Can you print the data exactly and leave out each image?

┌──

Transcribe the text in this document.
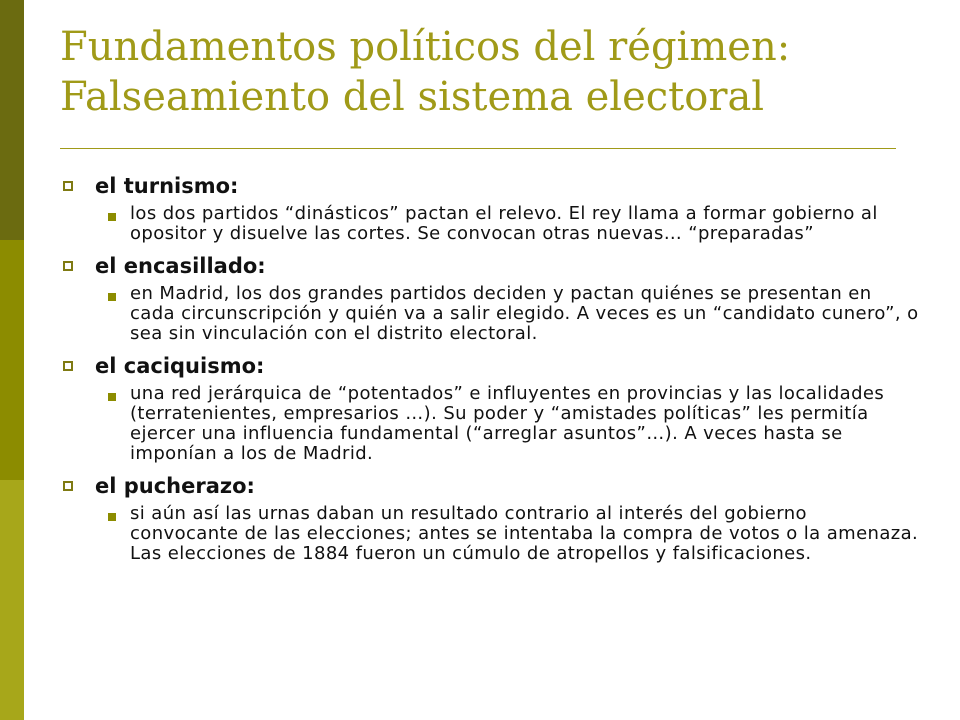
Fundamentos políticos del régimen:
Falseamiento del sistema electoral
el turnismo:
los dos partidos “dinásticos” pactan el relevo. El rey llama a formar gobierno al opositor y disuelve las cortes. Se convocan otras nuevas… “preparadas”
el encasillado:
en Madrid, los dos grandes partidos deciden y pactan quiénes se presentan en cada circunscripción y quién va a salir elegido. A veces es un “candidato cunero”, o sea sin vinculación con el distrito electoral.
el caciquismo:
una red jerárquica de “potentados” e influyentes en provincias y las localidades (terratenientes, empresarios …). Su poder y “amistades políticas” les permitía ejercer una influencia fundamental (“arreglar asuntos”…). A veces hasta se imponían a los de Madrid.
el pucherazo:
si aún así las urnas daban un resultado contrario al interés del gobierno convocante de las elecciones; antes se intentaba la compra de votos o la amenaza. Las elecciones de 1884 fueron un cúmulo de atropellos y falsificaciones.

└──

• Exercise output
Transcribe the text in this document.
Fundamentos políticos del régimen:
Falseamiento del sistema electoral
el turnismo:
los dos partidos “dinásticos” pactan el relevo. El rey llama a formar gobierno al opositor y disuelve las cortes. Se convocan otras nuevas… “preparadas”
el encasillado:
en Madrid, los dos grandes partidos deciden y pactan quiénes se presentan en cada circunscripción y quién va a salir elegido. A veces es un “candidato cunero”, o sea sin vinculación con el distrito electoral.
el caciquismo:
una red jerárquica de “potentados” e influyentes en provincias y las localidades (terratenientes, empresarios …). Su poder y “amistades políticas” les permitía ejercer una influencia fundamental (“arreglar asuntos”…). A veces hasta se imponían a los de Madrid.
el pucherazo:
si aún así las urnas daban un resultado contrario al interés del gobierno convocante de las elecciones; antes se intentaba la compra de votos o la amenaza. Las elecciones de 1884 fueron un cúmulo de atropellos y falsificaciones.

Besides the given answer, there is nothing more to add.